Exercise: Return all the data below as it stands, minus the pictures.
::: Listed entries :::
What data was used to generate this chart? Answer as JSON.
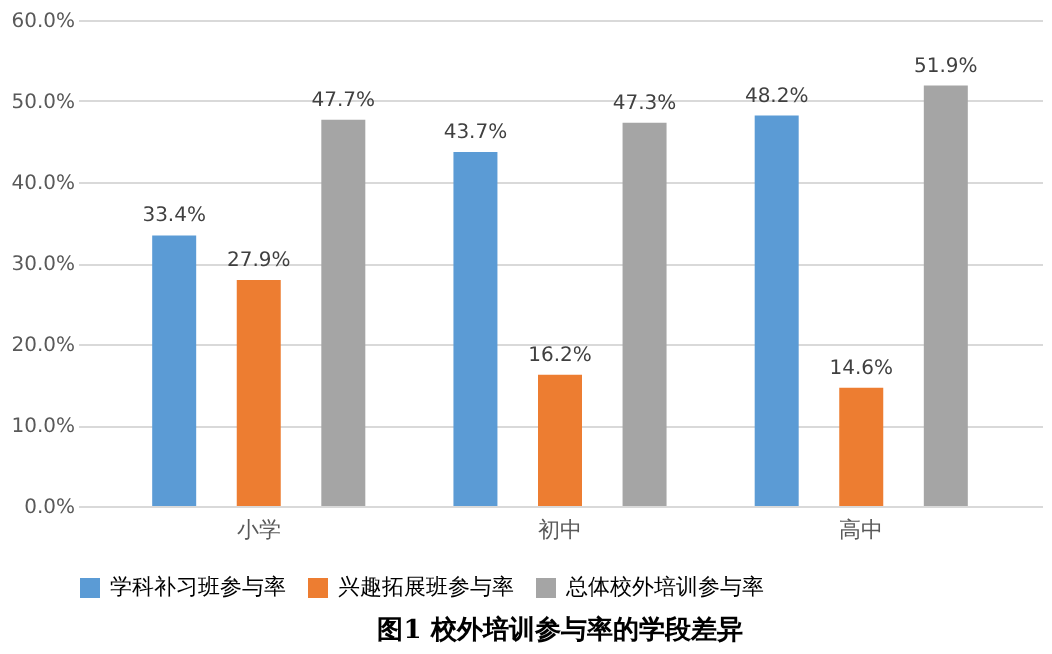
{
  "chart_data": {
    "type": "bar",
    "title": "图1 校外培训参与率的学段差异",
    "categories": [
      "小学",
      "初中",
      "高中"
    ],
    "series": [
      {
        "name": "学科补习班参与率",
        "color": "#5b9bd5",
        "values": [
          33.4,
          43.7,
          48.2
        ],
        "value_labels": [
          "33.4%",
          "43.7%",
          "48.2%"
        ]
      },
      {
        "name": "兴趣拓展班参与率",
        "color": "#ed7d31",
        "values": [
          27.9,
          16.2,
          14.6
        ],
        "value_labels": [
          "27.9%",
          "16.2%",
          "14.6%"
        ]
      },
      {
        "name": "总体校外培训参与率",
        "color": "#a5a5a5",
        "values": [
          47.7,
          47.3,
          51.9
        ],
        "value_labels": [
          "47.7%",
          "47.3%",
          "51.9%"
        ]
      }
    ],
    "ylim": [
      0,
      60
    ],
    "yticks": [
      {
        "value": 0,
        "label": "0.0%"
      },
      {
        "value": 10,
        "label": "10.0%"
      },
      {
        "value": 20,
        "label": "20.0%"
      },
      {
        "value": 30,
        "label": "30.0%"
      },
      {
        "value": 40,
        "label": "40.0%"
      },
      {
        "value": 50,
        "label": "50.0%"
      },
      {
        "value": 60,
        "label": "60.0%"
      }
    ],
    "grid": "y",
    "legend": "bottom"
  }
}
:::
Reply to the exercise:
What data was used to generate this chart? Answer as JSON.
{
  "chart_data": {
    "type": "bar",
    "title": "图1 校外培训参与率的学段差异",
    "categories": [
      "小学",
      "初中",
      "高中"
    ],
    "series": [
      {
        "name": "学科补习班参与率",
        "color": "#5b9bd5",
        "values": [
          33.4,
          43.7,
          48.2
        ],
        "value_labels": [
          "33.4%",
          "43.7%",
          "48.2%"
        ]
      },
      {
        "name": "兴趣拓展班参与率",
        "color": "#ed7d31",
        "values": [
          27.9,
          16.2,
          14.6
        ],
        "value_labels": [
          "27.9%",
          "16.2%",
          "14.6%"
        ]
      },
      {
        "name": "总体校外培训参与率",
        "color": "#a5a5a5",
        "values": [
          47.7,
          47.3,
          51.9
        ],
        "value_labels": [
          "47.7%",
          "47.3%",
          "51.9%"
        ]
      }
    ],
    "ylim": [
      0,
      60
    ],
    "yticks": [
      {
        "value": 0,
        "label": "0.0%"
      },
      {
        "value": 10,
        "label": "10.0%"
      },
      {
        "value": 20,
        "label": "20.0%"
      },
      {
        "value": 30,
        "label": "30.0%"
      },
      {
        "value": 40,
        "label": "40.0%"
      },
      {
        "value": 50,
        "label": "50.0%"
      },
      {
        "value": 60,
        "label": "60.0%"
      }
    ],
    "grid": "y",
    "legend": "bottom"
  }
}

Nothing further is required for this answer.